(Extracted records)
────────────────
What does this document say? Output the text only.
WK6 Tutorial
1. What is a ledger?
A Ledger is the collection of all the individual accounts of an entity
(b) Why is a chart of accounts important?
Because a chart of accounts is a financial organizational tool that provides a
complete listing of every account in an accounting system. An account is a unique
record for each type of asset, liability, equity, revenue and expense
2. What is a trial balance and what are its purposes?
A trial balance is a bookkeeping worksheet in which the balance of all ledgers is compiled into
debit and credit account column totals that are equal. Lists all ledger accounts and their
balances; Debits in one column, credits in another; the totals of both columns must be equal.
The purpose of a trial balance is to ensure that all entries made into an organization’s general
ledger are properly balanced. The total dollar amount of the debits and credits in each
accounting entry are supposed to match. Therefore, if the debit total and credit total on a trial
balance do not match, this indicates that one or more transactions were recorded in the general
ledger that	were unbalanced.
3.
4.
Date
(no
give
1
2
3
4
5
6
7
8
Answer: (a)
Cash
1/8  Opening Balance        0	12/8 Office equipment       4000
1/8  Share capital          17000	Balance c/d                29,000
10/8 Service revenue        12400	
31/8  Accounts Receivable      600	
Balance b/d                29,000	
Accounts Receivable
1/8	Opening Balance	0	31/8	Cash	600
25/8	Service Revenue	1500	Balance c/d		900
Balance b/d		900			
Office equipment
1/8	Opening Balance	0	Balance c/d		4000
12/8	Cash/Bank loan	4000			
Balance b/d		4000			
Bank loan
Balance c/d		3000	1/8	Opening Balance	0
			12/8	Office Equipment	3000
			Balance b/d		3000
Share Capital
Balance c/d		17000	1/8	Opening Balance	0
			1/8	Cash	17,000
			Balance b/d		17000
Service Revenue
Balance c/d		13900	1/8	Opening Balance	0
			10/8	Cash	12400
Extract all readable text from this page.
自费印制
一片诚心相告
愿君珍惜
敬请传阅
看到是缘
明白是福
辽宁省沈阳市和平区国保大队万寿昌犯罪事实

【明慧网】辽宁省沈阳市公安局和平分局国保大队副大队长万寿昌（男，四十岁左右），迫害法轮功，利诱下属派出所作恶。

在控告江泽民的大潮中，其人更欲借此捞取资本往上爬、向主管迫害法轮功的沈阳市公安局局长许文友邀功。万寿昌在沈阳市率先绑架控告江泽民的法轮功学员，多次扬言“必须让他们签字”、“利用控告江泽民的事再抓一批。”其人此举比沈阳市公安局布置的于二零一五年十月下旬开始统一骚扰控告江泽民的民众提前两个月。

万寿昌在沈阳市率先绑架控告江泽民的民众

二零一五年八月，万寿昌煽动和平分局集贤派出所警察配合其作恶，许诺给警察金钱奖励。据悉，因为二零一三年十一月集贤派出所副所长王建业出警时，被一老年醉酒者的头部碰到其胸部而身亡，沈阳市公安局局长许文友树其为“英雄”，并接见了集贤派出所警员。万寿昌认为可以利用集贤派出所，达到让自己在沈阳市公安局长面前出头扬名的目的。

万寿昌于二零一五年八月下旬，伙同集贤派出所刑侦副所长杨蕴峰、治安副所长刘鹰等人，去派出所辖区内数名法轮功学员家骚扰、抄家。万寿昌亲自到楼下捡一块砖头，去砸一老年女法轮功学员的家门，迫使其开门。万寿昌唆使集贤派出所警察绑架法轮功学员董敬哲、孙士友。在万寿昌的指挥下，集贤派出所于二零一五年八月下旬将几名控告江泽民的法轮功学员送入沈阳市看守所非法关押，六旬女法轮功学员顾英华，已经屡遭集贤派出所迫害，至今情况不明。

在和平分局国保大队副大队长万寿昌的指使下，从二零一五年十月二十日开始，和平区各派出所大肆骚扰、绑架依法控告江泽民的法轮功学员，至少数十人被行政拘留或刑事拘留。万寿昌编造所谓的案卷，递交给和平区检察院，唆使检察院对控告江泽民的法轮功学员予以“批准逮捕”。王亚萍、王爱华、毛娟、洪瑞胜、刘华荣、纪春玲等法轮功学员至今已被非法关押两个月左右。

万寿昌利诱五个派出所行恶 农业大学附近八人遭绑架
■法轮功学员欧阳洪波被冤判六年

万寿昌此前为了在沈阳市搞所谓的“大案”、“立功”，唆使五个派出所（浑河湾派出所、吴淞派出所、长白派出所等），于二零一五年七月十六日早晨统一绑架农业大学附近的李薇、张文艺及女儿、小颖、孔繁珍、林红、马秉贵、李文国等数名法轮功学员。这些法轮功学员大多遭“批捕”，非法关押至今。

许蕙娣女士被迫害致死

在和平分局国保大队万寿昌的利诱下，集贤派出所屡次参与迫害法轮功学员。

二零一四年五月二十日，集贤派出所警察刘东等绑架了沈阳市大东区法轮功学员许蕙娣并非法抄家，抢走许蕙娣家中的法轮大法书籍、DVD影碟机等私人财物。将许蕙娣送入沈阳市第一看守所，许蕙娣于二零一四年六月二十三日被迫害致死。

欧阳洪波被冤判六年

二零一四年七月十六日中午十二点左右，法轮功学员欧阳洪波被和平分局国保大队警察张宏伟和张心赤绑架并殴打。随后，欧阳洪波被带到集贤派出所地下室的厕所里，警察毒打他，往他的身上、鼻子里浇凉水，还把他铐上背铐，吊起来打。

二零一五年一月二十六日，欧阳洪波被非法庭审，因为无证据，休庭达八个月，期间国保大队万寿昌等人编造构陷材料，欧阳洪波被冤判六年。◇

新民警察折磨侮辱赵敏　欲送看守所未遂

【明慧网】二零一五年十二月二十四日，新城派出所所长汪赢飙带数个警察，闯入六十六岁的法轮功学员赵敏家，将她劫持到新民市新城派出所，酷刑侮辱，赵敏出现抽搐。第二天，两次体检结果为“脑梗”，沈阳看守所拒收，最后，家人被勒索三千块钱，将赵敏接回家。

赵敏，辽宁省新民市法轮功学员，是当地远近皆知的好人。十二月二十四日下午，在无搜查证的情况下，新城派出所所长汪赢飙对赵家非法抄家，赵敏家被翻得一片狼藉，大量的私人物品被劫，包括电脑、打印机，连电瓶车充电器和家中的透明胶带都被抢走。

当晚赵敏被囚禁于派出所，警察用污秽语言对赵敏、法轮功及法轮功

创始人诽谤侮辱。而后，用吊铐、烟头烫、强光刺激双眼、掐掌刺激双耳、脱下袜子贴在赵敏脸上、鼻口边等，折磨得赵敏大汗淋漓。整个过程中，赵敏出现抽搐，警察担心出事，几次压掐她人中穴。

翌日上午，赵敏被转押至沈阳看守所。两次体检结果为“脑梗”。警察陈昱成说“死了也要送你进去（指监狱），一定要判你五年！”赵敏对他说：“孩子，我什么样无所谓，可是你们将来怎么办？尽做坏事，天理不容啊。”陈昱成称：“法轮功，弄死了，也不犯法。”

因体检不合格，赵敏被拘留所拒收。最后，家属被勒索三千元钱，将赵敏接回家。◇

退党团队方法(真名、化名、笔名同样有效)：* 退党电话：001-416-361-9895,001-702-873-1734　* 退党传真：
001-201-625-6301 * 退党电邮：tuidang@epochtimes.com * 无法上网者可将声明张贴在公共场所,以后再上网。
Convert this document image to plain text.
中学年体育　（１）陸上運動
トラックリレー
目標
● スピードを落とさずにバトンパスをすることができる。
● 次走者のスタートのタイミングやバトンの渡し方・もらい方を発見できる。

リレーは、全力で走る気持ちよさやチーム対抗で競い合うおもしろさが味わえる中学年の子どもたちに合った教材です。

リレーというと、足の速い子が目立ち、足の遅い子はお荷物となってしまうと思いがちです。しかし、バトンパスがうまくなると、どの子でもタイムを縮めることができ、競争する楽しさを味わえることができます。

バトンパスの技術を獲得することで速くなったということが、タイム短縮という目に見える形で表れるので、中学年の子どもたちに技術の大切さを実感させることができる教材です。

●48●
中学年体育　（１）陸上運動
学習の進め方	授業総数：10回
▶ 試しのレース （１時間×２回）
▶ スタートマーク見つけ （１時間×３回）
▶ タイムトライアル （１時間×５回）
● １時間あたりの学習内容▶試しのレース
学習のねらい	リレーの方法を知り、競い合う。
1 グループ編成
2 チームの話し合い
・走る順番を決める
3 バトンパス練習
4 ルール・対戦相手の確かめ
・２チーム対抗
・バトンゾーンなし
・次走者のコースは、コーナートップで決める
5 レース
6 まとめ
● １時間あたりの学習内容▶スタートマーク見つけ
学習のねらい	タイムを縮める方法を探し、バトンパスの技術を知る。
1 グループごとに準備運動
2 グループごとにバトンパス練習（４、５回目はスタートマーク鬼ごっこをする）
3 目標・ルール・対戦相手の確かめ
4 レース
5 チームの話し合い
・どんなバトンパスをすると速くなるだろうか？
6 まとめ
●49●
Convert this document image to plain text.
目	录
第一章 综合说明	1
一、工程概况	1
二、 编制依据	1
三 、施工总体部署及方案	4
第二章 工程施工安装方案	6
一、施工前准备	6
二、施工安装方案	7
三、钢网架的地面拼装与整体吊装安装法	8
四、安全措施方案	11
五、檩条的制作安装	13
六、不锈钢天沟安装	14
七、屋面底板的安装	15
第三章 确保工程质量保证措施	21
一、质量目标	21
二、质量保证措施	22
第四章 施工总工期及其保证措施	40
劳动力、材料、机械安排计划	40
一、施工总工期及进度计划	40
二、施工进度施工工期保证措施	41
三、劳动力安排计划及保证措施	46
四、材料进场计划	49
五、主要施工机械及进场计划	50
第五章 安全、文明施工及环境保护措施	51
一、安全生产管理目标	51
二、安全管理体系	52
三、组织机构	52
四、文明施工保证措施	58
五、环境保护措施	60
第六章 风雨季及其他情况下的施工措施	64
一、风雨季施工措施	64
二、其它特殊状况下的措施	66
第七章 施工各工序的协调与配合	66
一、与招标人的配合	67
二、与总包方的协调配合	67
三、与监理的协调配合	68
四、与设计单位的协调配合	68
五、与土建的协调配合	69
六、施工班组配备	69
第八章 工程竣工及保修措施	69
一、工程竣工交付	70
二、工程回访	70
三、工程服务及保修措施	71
────────────────
• _Set problem_: Copy each line above where the string "trial" occurs.

• _Full solution_:
2. What is a trial balance and what are its purposes?
A trial balance is a bookkeeping worksheet in which the balance of all ledgers is compiled into
The purpose of a trial balance is to ensure that all entries made into an organization’s general
accounting entry are supposed to match. Therefore, if the debit total and credit total on a trial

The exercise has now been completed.